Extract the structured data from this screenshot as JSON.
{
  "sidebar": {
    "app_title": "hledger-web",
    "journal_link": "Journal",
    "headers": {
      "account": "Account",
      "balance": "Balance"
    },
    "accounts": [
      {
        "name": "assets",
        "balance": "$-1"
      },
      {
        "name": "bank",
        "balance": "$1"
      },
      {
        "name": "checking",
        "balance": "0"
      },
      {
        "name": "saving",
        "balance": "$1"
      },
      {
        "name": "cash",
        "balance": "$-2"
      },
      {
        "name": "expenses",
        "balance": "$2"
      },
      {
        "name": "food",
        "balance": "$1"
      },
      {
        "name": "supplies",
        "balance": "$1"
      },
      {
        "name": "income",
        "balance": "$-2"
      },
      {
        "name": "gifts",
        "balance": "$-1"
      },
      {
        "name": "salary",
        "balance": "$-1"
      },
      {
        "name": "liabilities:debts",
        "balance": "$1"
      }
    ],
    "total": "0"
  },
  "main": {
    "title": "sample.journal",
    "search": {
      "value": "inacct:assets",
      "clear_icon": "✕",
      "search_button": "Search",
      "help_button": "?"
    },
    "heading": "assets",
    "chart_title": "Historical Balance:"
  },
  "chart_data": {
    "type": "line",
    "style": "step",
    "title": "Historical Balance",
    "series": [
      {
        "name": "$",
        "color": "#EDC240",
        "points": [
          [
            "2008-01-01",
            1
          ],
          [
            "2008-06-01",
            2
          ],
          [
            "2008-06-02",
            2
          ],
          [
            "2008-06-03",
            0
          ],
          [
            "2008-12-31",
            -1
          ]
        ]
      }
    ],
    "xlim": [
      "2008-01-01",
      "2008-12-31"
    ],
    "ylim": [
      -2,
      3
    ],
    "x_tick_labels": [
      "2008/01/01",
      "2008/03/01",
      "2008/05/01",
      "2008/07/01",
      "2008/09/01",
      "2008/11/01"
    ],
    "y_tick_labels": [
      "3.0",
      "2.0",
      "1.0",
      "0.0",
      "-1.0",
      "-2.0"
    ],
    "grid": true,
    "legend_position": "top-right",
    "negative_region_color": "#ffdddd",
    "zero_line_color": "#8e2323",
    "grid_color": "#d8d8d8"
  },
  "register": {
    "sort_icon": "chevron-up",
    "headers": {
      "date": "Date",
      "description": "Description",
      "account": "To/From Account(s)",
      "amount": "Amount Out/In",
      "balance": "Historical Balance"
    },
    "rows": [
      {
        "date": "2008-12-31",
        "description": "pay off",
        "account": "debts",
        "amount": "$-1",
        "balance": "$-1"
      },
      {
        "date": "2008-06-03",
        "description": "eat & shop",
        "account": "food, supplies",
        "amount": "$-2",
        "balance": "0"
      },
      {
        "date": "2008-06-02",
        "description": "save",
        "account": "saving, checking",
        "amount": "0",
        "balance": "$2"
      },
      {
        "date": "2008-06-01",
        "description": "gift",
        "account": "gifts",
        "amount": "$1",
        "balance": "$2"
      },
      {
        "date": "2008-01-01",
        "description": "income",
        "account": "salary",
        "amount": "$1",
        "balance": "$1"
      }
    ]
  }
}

__Requirements__. Reproduce the full listing exactly.

__Solution to this exercise__.
Extract the structured data from this screenshot as JSON.
{
  "sidebar": {
    "app_title": "hledger-web",
    "journal_link": "Journal",
    "headers": {
      "account": "Account",
      "balance": "Balance"
    },
    "accounts": [
      {
        "name": "assets",
        "balance": "$-1"
      },
      {
        "name": "bank",
        "balance": "$1"
      },
      {
        "name": "checking",
        "balance": "0"
      },
      {
        "name": "saving",
        "balance": "$1"
      },
      {
        "name": "cash",
        "balance": "$-2"
      },
      {
        "name": "expenses",
        "balance": "$2"
      },
      {
        "name": "food",
        "balance": "$1"
      },
      {
        "name": "supplies",
        "balance": "$1"
      },
      {
        "name": "income",
        "balance": "$-2"
      },
      {
        "name": "gifts",
        "balance": "$-1"
      },
      {
        "name": "salary",
        "balance": "$-1"
      },
      {
        "name": "liabilities:debts",
        "balance": "$1"
      }
    ],
    "total": "0"
  },
  "main": {
    "title": "sample.journal",
    "search": {
      "value": "inacct:assets",
      "clear_icon": "✕",
      "search_button": "Search",
      "help_button": "?"
    },
    "heading": "assets",
    "chart_title": "Historical Balance:"
  },
  "chart_data": {
    "type": "line",
    "style": "step",
    "title": "Historical Balance",
    "series": [
      {
        "name": "$",
        "color": "#EDC240",
        "points": [
          [
            "2008-01-01",
            1
          ],
          [
            "2008-06-01",
            2
          ],
          [
            "2008-06-02",
            2
          ],
          [
            "2008-06-03",
            0
          ],
          [
            "2008-12-31",
            -1
          ]
        ]
      }
    ],
    "xlim": [
      "2008-01-01",
      "2008-12-31"
    ],
    "ylim": [
      -2,
      3
    ],
    "x_tick_labels": [
      "2008/01/01",
      "2008/03/01",
      "2008/05/01",
      "2008/07/01",
      "2008/09/01",
      "2008/11/01"
    ],
    "y_tick_labels": [
      "3.0",
      "2.0",
      "1.0",
      "0.0",
      "-1.0",
      "-2.0"
    ],
    "grid": true,
    "legend_position": "top-right",
    "negative_region_color": "#ffdddd",
    "zero_line_color": "#8e2323",
    "grid_color": "#d8d8d8"
  },
  "register": {
    "sort_icon": "chevron-up",
    "headers": {
      "date": "Date",
      "description": "Description",
      "account": "To/From Account(s)",
      "amount": "Amount Out/In",
      "balance": "Historical Balance"
    },
    "rows": [
      {
        "date": "2008-12-31",
        "description": "pay off",
        "account": "debts",
        "amount": "$-1",
        "balance": "$-1"
      },
      {
        "date": "2008-06-03",
        "description": "eat & shop",
        "account": "food, supplies",
        "amount": "$-2",
        "balance": "0"
      },
      {
        "date": "2008-06-02",
        "description": "save",
        "account": "saving, checking",
        "amount": "0",
        "balance": "$2"
      },
      {
        "date": "2008-06-01",
        "description": "gift",
        "account": "gifts",
        "amount": "$1",
        "balance": "$2"
      },
      {
        "date": "2008-01-01",
        "description": "income",
        "account": "salary",
        "amount": "$1",
        "balance": "$1"
      }
    ]
  }
}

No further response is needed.